:: Text under study ::

MONTH END PROCESSING FOR NOVEMBER 2021
Books: Those of you who’ve been on the edge of your seats since last month, wondering which of our shortlist of five audiobooks we ultimately chose: you can relax now. At first glance (or whatever the sonic equivalent of glance is), I’d assumed that Stanley Tucci’s Taste would be a similar mashup of memoir and food writing to Grace Dent’s Hungry (which we enjoyed earlier this year), but with more of an actorly bent. That’s not quite what it is, though. Dent is using memories of meals as a literary device to connect her past with her current role as a restaurant critic. With Tucci, though, you feel like food is an inseparable component of his existence: every major event in his life is associated with something he ate or drank at the time. Frequently, we get recipes - which, to be honest, is where the audiobook format loses out over the printed page. The compensation for this is Tucci’s warm and wry reading of the text, even if he is a little too pleased with his own jokes sometimes. Still, one of those jokes looks like it’s going to be joining the lexicon at Château Belated-Monkey: his insistence that meatless meatballs should be referred to simply as ‘balls’.
Music: A new Covid variant's doing the rounds, and at the time of writing people still can't quite agree on whether we're just as doomed as before or even more doomed. The perfect time for us to see three crowded gigs in the space of a fortnight, then. Jarvis Cocker started us off at the Albert Hall in Manchester, for reasons to be clarified later this month. Technically it was a long delayed promotional show for last year’s Jarv Is... album, but he covered all the other bases of his career too: some Pulp deep cuts, a few solo favourites (people do enjoy singing along to Running The World for some reason), and even a couple of French classics from his current oddity Chansons d’Ennui Tip-Top. The following week saw a similarly delayed show finally happen after two postponements and a change of venue – Mary Coughlan at Islington Assembly Hall, also mixing up her new-at-the-time-the-gig-was-originally-scheduled record with plenty of older material, including a hefty chunk of her 35-year-old debut. Finally, the gig where we took the biggest chance was a show at the London Jazz Festival featuring percussionist Sarathy Korwar, who we only went to see because one of his many collaborators on the night was cellist Abel Selaocoe, star of our favourite/only Prom this year. Korwar turned out to be a terrific bandleader, as well as our gateway into a few of his other bandmates, such as poet Zia Ahmed and Melt Yourself Down vocalist Kushal Gaya, who brought the house down at the end by coming on stage carrying his sleeping toddler, compete with massive ear protectors.

:::

Exercises to complete
1. Summarize the November 2021 roundup in two sentences.
2. Resume the November 2021 roundup after its last sentence, adding a paragraph in the same voice.
The listing that comes next isn't needed for anything here.

:: Data for review ::

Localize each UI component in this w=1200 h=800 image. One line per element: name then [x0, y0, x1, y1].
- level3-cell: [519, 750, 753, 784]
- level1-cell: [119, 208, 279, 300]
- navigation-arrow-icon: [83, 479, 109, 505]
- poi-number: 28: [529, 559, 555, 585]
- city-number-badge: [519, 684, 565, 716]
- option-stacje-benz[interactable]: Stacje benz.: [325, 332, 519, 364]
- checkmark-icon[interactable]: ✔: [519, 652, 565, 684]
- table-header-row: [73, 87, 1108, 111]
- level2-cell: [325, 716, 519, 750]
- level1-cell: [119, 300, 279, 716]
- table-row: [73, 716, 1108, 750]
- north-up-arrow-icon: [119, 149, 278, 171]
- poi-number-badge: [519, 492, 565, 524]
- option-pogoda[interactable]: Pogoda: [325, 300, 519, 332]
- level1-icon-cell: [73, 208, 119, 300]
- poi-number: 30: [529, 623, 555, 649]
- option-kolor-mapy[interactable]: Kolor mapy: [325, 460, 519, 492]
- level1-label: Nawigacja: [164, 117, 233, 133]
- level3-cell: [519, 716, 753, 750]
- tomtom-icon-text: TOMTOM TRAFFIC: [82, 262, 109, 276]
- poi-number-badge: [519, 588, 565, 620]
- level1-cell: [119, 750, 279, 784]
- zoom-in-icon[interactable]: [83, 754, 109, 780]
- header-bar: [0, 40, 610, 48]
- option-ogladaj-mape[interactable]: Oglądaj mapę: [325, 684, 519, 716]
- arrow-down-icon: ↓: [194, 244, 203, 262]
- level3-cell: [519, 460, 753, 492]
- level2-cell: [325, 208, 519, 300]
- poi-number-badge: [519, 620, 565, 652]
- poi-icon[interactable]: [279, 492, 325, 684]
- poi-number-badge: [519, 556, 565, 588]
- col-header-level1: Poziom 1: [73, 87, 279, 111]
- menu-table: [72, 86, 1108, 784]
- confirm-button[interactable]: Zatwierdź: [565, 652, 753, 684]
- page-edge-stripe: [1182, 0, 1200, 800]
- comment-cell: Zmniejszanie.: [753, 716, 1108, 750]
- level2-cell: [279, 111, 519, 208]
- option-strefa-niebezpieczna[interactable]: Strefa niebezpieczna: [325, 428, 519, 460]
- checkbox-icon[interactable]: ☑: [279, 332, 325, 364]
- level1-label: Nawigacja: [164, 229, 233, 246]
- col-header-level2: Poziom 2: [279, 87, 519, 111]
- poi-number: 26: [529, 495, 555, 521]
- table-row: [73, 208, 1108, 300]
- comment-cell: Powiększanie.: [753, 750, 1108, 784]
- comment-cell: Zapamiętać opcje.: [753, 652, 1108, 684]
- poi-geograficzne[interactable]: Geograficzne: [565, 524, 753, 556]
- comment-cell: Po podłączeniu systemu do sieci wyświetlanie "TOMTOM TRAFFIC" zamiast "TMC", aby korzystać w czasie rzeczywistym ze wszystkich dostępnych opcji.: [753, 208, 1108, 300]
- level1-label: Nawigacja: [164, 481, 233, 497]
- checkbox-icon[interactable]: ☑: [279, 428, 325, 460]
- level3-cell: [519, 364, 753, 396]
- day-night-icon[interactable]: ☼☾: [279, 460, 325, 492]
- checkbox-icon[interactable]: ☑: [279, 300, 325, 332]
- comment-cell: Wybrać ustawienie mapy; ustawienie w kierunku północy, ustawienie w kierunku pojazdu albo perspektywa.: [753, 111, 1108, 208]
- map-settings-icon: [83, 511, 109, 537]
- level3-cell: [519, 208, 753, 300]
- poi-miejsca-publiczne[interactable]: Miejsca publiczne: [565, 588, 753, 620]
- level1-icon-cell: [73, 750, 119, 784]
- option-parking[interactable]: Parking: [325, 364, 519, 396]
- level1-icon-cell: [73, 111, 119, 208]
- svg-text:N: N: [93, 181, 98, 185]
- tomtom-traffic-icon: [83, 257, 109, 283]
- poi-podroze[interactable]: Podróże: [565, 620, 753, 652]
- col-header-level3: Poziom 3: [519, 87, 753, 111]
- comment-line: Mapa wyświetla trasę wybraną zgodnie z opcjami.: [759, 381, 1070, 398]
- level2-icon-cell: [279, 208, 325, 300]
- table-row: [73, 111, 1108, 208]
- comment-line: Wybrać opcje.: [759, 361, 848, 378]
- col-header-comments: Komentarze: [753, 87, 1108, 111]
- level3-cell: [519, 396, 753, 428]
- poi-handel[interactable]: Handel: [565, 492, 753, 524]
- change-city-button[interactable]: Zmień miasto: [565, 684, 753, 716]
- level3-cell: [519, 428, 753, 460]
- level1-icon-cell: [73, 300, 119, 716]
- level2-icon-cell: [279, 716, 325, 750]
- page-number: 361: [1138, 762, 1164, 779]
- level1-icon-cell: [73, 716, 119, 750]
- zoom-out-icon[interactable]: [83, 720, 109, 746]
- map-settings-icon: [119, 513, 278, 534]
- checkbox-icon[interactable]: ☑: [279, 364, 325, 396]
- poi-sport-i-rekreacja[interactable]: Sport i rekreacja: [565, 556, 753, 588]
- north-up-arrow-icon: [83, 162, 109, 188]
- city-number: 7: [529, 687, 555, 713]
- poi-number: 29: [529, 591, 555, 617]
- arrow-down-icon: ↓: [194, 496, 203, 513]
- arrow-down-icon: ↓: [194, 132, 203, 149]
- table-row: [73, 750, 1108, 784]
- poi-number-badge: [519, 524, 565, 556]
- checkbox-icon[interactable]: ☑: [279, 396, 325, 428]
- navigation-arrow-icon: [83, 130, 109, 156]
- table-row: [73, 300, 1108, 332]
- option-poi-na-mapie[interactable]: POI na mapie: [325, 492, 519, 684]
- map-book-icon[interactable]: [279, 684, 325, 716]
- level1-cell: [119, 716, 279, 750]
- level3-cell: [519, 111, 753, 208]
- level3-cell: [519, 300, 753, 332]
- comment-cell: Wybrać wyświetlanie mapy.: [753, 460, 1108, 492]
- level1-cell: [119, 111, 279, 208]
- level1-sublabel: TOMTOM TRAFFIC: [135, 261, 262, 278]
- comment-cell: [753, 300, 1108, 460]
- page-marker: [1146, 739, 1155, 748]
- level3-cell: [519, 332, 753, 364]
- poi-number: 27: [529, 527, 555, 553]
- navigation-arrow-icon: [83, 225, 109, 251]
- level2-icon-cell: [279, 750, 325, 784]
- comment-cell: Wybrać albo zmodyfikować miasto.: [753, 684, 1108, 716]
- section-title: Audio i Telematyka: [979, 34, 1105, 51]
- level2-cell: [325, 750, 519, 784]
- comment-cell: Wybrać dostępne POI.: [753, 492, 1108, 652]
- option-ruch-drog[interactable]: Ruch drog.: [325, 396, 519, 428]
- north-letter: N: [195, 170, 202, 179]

:::

Response list
1. The November 2021 roundup reviews the audiobook of Stanley Tucci's Taste, in which every major event in his life is tied to something he ate or drank; its recipes suit the printed page better than audio, though Tucci reads the text warmly and wryly. It also covers three crowded gigs in a fortnight: Jarvis Cocker at the Albert Hall in Manchester, Mary Coughlan at Islington Assembly Hall, and percussionist Sarathy Korwar at the London Jazz Festival.

2.
Theatre: Mind you, that delay of over a year to see Mary C pales against the two years plus we’ve been waiting for The Shark Is Broken. First mentioned on these pages in August 2019, it was one of the hits of that year’s Edinburgh Fringe, and as such had pretty much sold out by the time we got there. A London transfer was always on the cards, but that pesky pandemic has delayed it until now. It’s set in 1974, as three actors – Robert Shaw (Ian Shaw), Roy Scheider (Demetri Goritsas) and Richard Dreyfuss (Liam Murray Scott) – sit in a boat while the film they’re working on together hits yet another delay, because Bruce the mechanical shark has malfunctioned again. Guy Masterson's production has acquired a few production curlicues since its run in Edinburgh - I'm pretty sure Nina Dunn's astonishing video backdrop wouldn't fit into Assembly George Square Studio 3 - but it's still basically a showcase for a study of three personalities clashing under pressure, all of them blurring the line between the stars themselves and the roles they played in Jaws. You could argue that the play's a little too keen to shoehorn in old movie set anecdotes (a flaw it shares with the novelisation of Once Upon A Time In Hollywood), and some of its ironic foreshadowing is aggressively on the nose. But it's all carried off by the wit of the script, co-written by Joseph Nixon and Ian Shaw, with the added gawp value of the latter playing his dad on stage. On the night we saw it, though, Shaw was replaced by his understudy Will Harrison-Wallace, who did a spectacular job in the circumstances: particularly when it gradually dawns on you what the final scene's going to be, and how difficult it must be to perform even with Shaw's genetic advantage, never mind without it.